═════ RECORD EXCERPTS
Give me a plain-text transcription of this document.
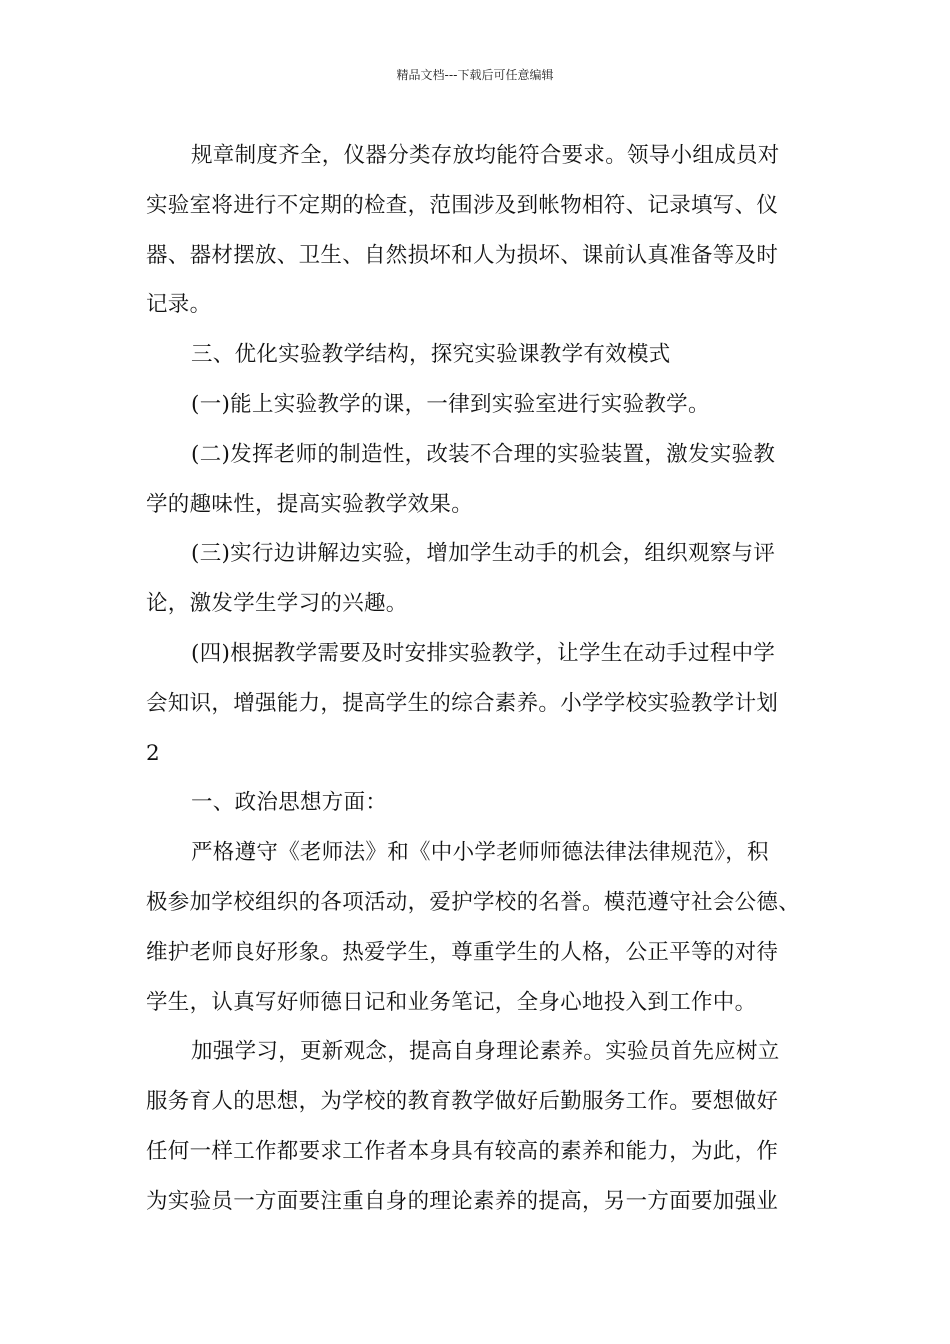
精品文档---下载后可任意编辑
规章制度齐全，仪器分类存放均能符合要求。领导小组成员对
实验室将进行不定期的检查，范围涉及到帐物相符、记录填写、仪
器、器材摆放、卫生、自然损坏和人为损坏、课前认真准备等及时
记录。
三、优化实验教学结构，探究实验课教学有效模式
(一)能上实验教学的课，一律到实验室进行实验教学。
(二)发挥老师的制造性，改装不合理的实验装置，激发实验教
学的趣味性，提高实验教学效果。
(三)实行边讲解边实验，增加学生动手的机会，组织观察与评
论，激发学生学习的兴趣。
(四)根据教学需要及时安排实验教学，让学生在动手过程中学
会知识，增强能力，提高学生的综合素养。小学学校实验教学计划
2
一、政治思想方面：
严格遵守《老师法》和《中小学老师师德法律法律规范》，积
极参加学校组织的各项活动，爱护学校的名誉。模范遵守社会公德、
维护老师良好形象。热爱学生，尊重学生的人格，公正平等的对待
学生，认真写好师德日记和业务笔记，全身心地投入到工作中。
加强学习，更新观念，提高自身理论素养。实验员首先应树立
服务育人的思想，为学校的教育教学做好后勤服务工作。要想做好
任何一样工作都要求工作者本身具有较高的素养和能力，为此，作
为实验员一方面要注重自身的理论素养的提高，另一方面要加强业
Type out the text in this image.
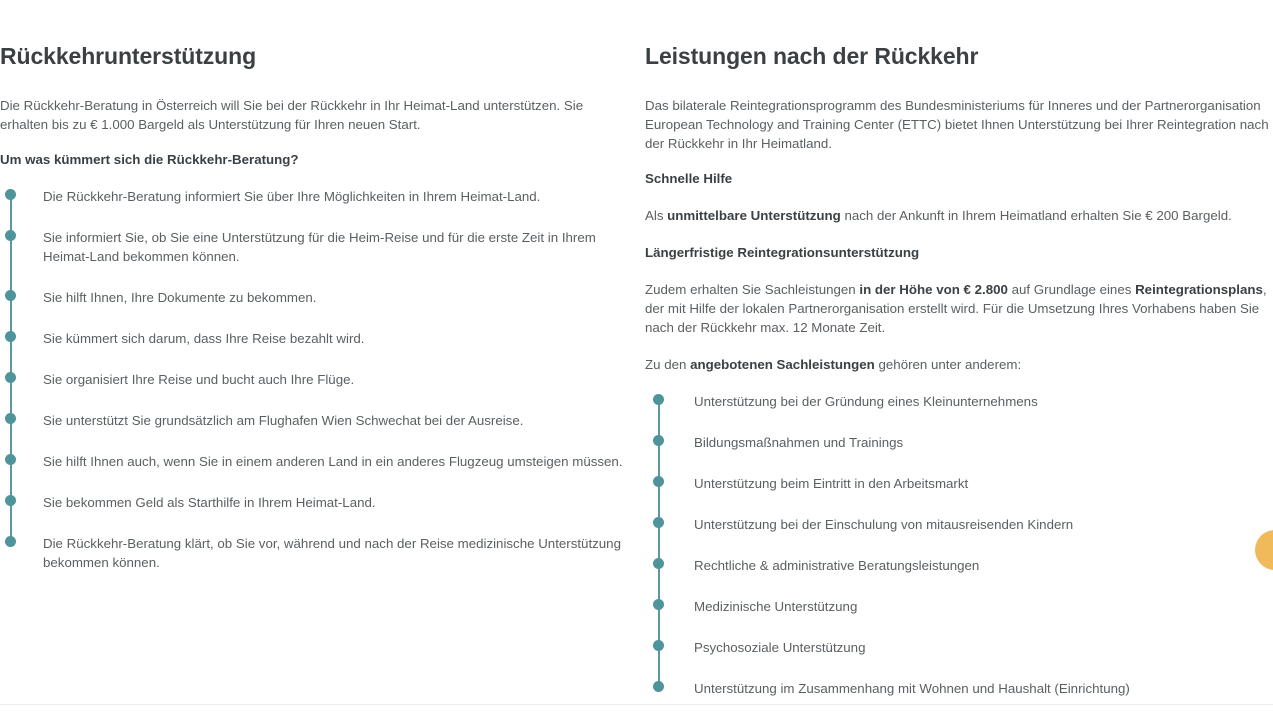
Rückkehrunterstützung

Die Rückkehr-Beratung in Österreich will Sie bei der Rückkehr in Ihr Heimat-Land unterstützen. Sie erhalten bis zu € 1.000 Bargeld als Unterstützung für Ihren neuen Start.

Um was kümmert sich die Rückkehr-Beratung?

Die Rückkehr-Beratung informiert Sie über Ihre Möglichkeiten in Ihrem Heimat-Land.
Sie informiert Sie, ob Sie eine Unterstützung für die Heim-Reise und für die erste Zeit in Ihrem Heimat-Land bekommen können.
Sie hilft Ihnen, Ihre Dokumente zu bekommen.
Sie kümmert sich darum, dass Ihre Reise bezahlt wird.
Sie organisiert Ihre Reise und bucht auch Ihre Flüge.
Sie unterstützt Sie grundsätzlich am Flughafen Wien Schwechat bei der Ausreise.
Sie hilft Ihnen auch, wenn Sie in einem anderen Land in ein anderes Flugzeug umsteigen müssen.
Sie bekommen Geld als Starthilfe in Ihrem Heimat-Land.
Die Rückkehr-Beratung klärt, ob Sie vor, während und nach der Reise medizinische Unterstützung bekommen können.
Leistungen nach der Rückkehr

Das bilaterale Reintegrationsprogramm des Bundesministeriums für Inneres und der Partnerorganisation European Technology and Training Center (ETTC) bietet Ihnen Unterstützung bei Ihrer Reintegration nach der Rückkehr in Ihr Heimatland.

Schnelle Hilfe

Als unmittelbare Unterstützung nach der Ankunft in Ihrem Heimatland erhalten Sie € 200 Bargeld.

Längerfristige Reintegrationsunterstützung

Zudem erhalten Sie Sachleistungen in der Höhe von € 2.800 auf Grundlage eines Reintegrationsplans, der mit Hilfe der lokalen Partnerorganisation erstellt wird. Für die Umsetzung Ihres Vorhabens haben Sie nach der Rückkehr max. 12 Monate Zeit.

Zu den angebotenen Sachleistungen gehören unter anderem:

Unterstützung bei der Gründung eines Kleinunternehmens
Bildungsmaßnahmen und Trainings
Unterstützung beim Eintritt in den Arbeitsmarkt
Unterstützung bei der Einschulung von mitausreisenden Kindern
Rechtliche & administrative Beratungsleistungen
Medizinische Unterstützung
Psychosoziale Unterstützung
Unterstützung im Zusammenhang mit Wohnen und Haushalt (Einrichtung)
══════════
DIRECTIONS FOR THIS TASK:
Tally up the lines holding the word "bekommen" in the data above, and answer with that figure only.

REPLY TO THE TASK:
4